• AIM OF THE TASK
Output the full listing below exactly as it reads, and skip anything that is a picture.

Data entries
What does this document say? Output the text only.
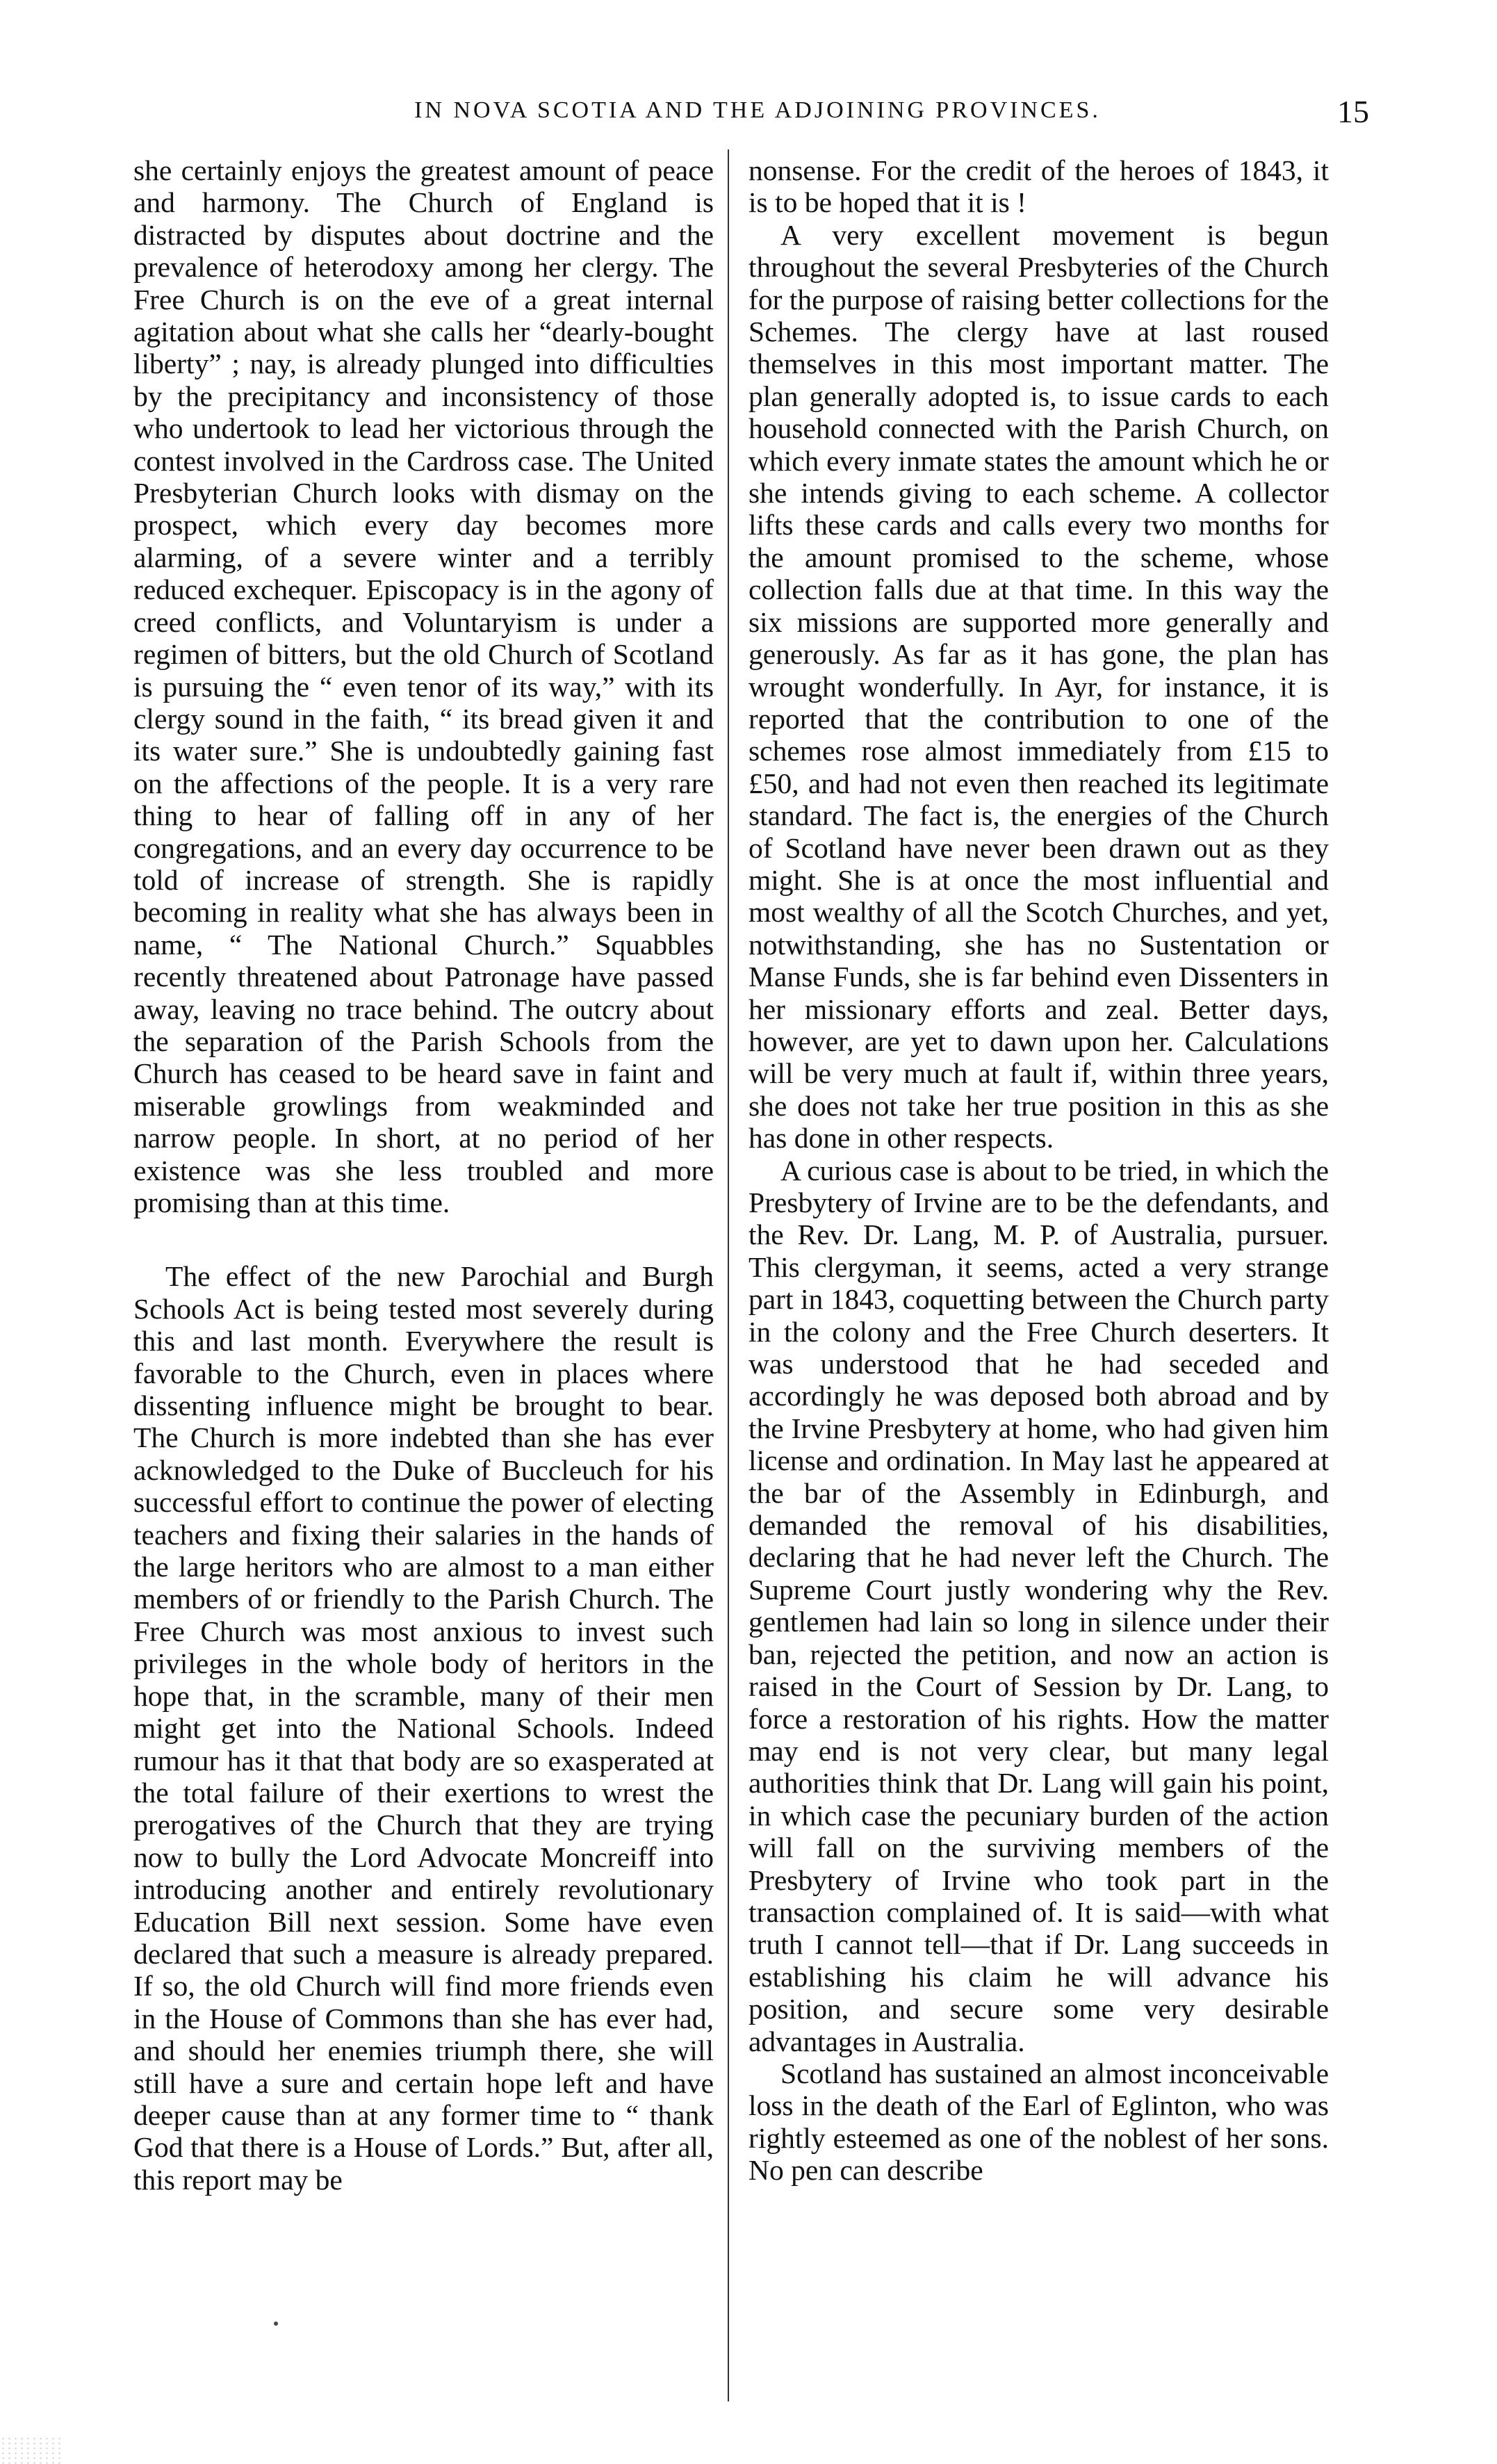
IN NOVA SCOTIA AND THE ADJOINING PROVINCES.	15

she certainly enjoys the greatest amount of peace and harmony. The Church of England is distracted by disputes about doctrine and the prevalence of heterodoxy among her clergy. The Free Church is on the eve of a great internal agitation about what she calls her “dearly-bought liberty” ; nay, is already plunged into difficulties by the precipitancy and inconsistency of those who undertook to lead her victorious through the contest involved in the Cardross case. The United Presbyterian Church looks with dismay on the prospect, which every day becomes more alarming, of a severe winter and a terribly reduced exchequer. Episcopacy is in the agony of creed conflicts, and Voluntaryism is under a regimen of bitters, but the old Church of Scotland is pursuing the “ even tenor of its way,” with its clergy sound in the faith, “ its bread given it and its water sure.” She is undoubtedly gaining fast on the affections of the people. It is a very rare thing to hear of falling off in any of her congregations, and an every day occurrence to be told of increase of strength. She is rapidly becoming in reality what she has always been in name, “ The National Church.” Squabbles recently threatened about Patronage have passed away, leaving no trace behind. The outcry about the separation of the Parish Schools from the Church has ceased to be heard save in faint and miserable growlings from weakminded and narrow people. In short, at no period of her existence was she less troubled and more promising than at this time.

The effect of the new Parochial and Burgh Schools Act is being tested most severely during this and last month. Everywhere the result is favorable to the Church, even in places where dissenting influence might be brought to bear. The Church is more indebted than she has ever acknowledged to the Duke of Buccleuch for his successful effort to continue the power of electing teachers and fixing their salaries in the hands of the large heritors who are almost to a man either members of or friendly to the Parish Church. The Free Church was most anxious to invest such privileges in the whole body of heritors in the hope that, in the scramble, many of their men might get into the National Schools. Indeed rumour has it that that body are so exasperated at the total failure of their exertions to wrest the prerogatives of the Church that they are trying now to bully the Lord Advocate Moncreiff into introducing another and entirely revolutionary Education Bill next session. Some have even declared that such a measure is already prepared. If so, the old Church will find more friends even in the House of Commons than she has ever had, and should her enemies triumph there, she will still have a sure and certain hope left and have deeper cause than at any former time to “ thank God that there is a House of Lords.” But, after all, this report may be

nonsense. For the credit of the heroes of 1843, it is to be hoped that it is !

A very excellent movement is begun throughout the several Presbyteries of the Church for the purpose of raising better collections for the Schemes. The clergy have at last roused themselves in this most important matter. The plan generally adopted is, to issue cards to each household connected with the Parish Church, on which every inmate states the amount which he or she intends giving to each scheme. A collector lifts these cards and calls every two months for the amount promised to the scheme, whose collection falls due at that time. In this way the six missions are supported more generally and generously. As far as it has gone, the plan has wrought wonderfully. In Ayr, for instance, it is reported that the contribution to one of the schemes rose almost immediately from £15 to £50, and had not even then reached its legitimate standard. The fact is, the energies of the Church of Scotland have never been drawn out as they might. She is at once the most influential and most wealthy of all the Scotch Churches, and yet, notwithstanding, she has no Sustentation or Manse Funds, she is far behind even Dissenters in her missionary efforts and zeal. Better days, however, are yet to dawn upon her. Calculations will be very much at fault if, within three years, she does not take her true position in this as she has done in other respects.

A curious case is about to be tried, in which the Presbytery of Irvine are to be the defendants, and the Rev. Dr. Lang, M. P. of Australia, pursuer. This clergyman, it seems, acted a very strange part in 1843, coquetting between the Church party in the colony and the Free Church deserters. It was understood that he had seceded and accordingly he was deposed both abroad and by the Irvine Presbytery at home, who had given him license and ordination. In May last he appeared at the bar of the Assembly in Edinburgh, and demanded the removal of his disabilities, declaring that he had never left the Church. The Supreme Court justly wondering why the Rev. gentlemen had lain so long in silence under their ban, rejected the petition, and now an action is raised in the Court of Session by Dr. Lang, to force a restoration of his rights. How the matter may end is not very clear, but many legal authorities think that Dr. Lang will gain his point, in which case the pecuniary burden of the action will fall on the surviving members of the Presbytery of Irvine who took part in the transaction complained of. It is said—with what truth I cannot tell—that if Dr. Lang succeeds in establishing his claim he will advance his position, and secure some very desirable advantages in Australia.

Scotland has sustained an almost inconceivable loss in the death of the Earl of Eglinton, who was rightly esteemed as one of the noblest of her sons. No pen can describe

• THE REPLY
What does this document say? Output the text only.
IN NOVA SCOTIA AND THE ADJOINING PROVINCES.	15

she certainly enjoys the greatest amount of peace and harmony. The Church of England is distracted by disputes about doctrine and the prevalence of heterodoxy among her clergy. The Free Church is on the eve of a great internal agitation about what she calls her “dearly-bought liberty” ; nay, is already plunged into difficulties by the precipitancy and inconsistency of those who undertook to lead her victorious through the contest involved in the Cardross case. The United Presbyterian Church looks with dismay on the prospect, which every day becomes more alarming, of a severe winter and a terribly reduced exchequer. Episcopacy is in the agony of creed conflicts, and Voluntaryism is under a regimen of bitters, but the old Church of Scotland is pursuing the “ even tenor of its way,” with its clergy sound in the faith, “ its bread given it and its water sure.” She is undoubtedly gaining fast on the affections of the people. It is a very rare thing to hear of falling off in any of her congregations, and an every day occurrence to be told of increase of strength. She is rapidly becoming in reality what she has always been in name, “ The National Church.” Squabbles recently threatened about Patronage have passed away, leaving no trace behind. The outcry about the separation of the Parish Schools from the Church has ceased to be heard save in faint and miserable growlings from weakminded and narrow people. In short, at no period of her existence was she less troubled and more promising than at this time.

The effect of the new Parochial and Burgh Schools Act is being tested most severely during this and last month. Everywhere the result is favorable to the Church, even in places where dissenting influence might be brought to bear. The Church is more indebted than she has ever acknowledged to the Duke of Buccleuch for his successful effort to continue the power of electing teachers and fixing their salaries in the hands of the large heritors who are almost to a man either members of or friendly to the Parish Church. The Free Church was most anxious to invest such privileges in the whole body of heritors in the hope that, in the scramble, many of their men might get into the National Schools. Indeed rumour has it that that body are so exasperated at the total failure of their exertions to wrest the prerogatives of the Church that they are trying now to bully the Lord Advocate Moncreiff into introducing another and entirely revolutionary Education Bill next session. Some have even declared that such a measure is already prepared. If so, the old Church will find more friends even in the House of Commons than she has ever had, and should her enemies triumph there, she will still have a sure and certain hope left and have deeper cause than at any former time to “ thank God that there is a House of Lords.” But, after all, this report may be

nonsense. For the credit of the heroes of 1843, it is to be hoped that it is !

A very excellent movement is begun throughout the several Presbyteries of the Church for the purpose of raising better collections for the Schemes. The clergy have at last roused themselves in this most important matter. The plan generally adopted is, to issue cards to each household connected with the Parish Church, on which every inmate states the amount which he or she intends giving to each scheme. A collector lifts these cards and calls every two months for the amount promised to the scheme, whose collection falls due at that time. In this way the six missions are supported more generally and generously. As far as it has gone, the plan has wrought wonderfully. In Ayr, for instance, it is reported that the contribution to one of the schemes rose almost immediately from £15 to £50, and had not even then reached its legitimate standard. The fact is, the energies of the Church of Scotland have never been drawn out as they might. She is at once the most influential and most wealthy of all the Scotch Churches, and yet, notwithstanding, she has no Sustentation or Manse Funds, she is far behind even Dissenters in her missionary efforts and zeal. Better days, however, are yet to dawn upon her. Calculations will be very much at fault if, within three years, she does not take her true position in this as she has done in other respects.

A curious case is about to be tried, in which the Presbytery of Irvine are to be the defendants, and the Rev. Dr. Lang, M. P. of Australia, pursuer. This clergyman, it seems, acted a very strange part in 1843, coquetting between the Church party in the colony and the Free Church deserters. It was understood that he had seceded and accordingly he was deposed both abroad and by the Irvine Presbytery at home, who had given him license and ordination. In May last he appeared at the bar of the Assembly in Edinburgh, and demanded the removal of his disabilities, declaring that he had never left the Church. The Supreme Court justly wondering why the Rev. gentlemen had lain so long in silence under their ban, rejected the petition, and now an action is raised in the Court of Session by Dr. Lang, to force a restoration of his rights. How the matter may end is not very clear, but many legal authorities think that Dr. Lang will gain his point, in which case the pecuniary burden of the action will fall on the surviving members of the Presbytery of Irvine who took part in the transaction complained of. It is said—with what truth I cannot tell—that if Dr. Lang succeeds in establishing his claim he will advance his position, and secure some very desirable advantages in Australia.

Scotland has sustained an almost inconceivable loss in the death of the Earl of Eglinton, who was rightly esteemed as one of the noblest of her sons. No pen can describe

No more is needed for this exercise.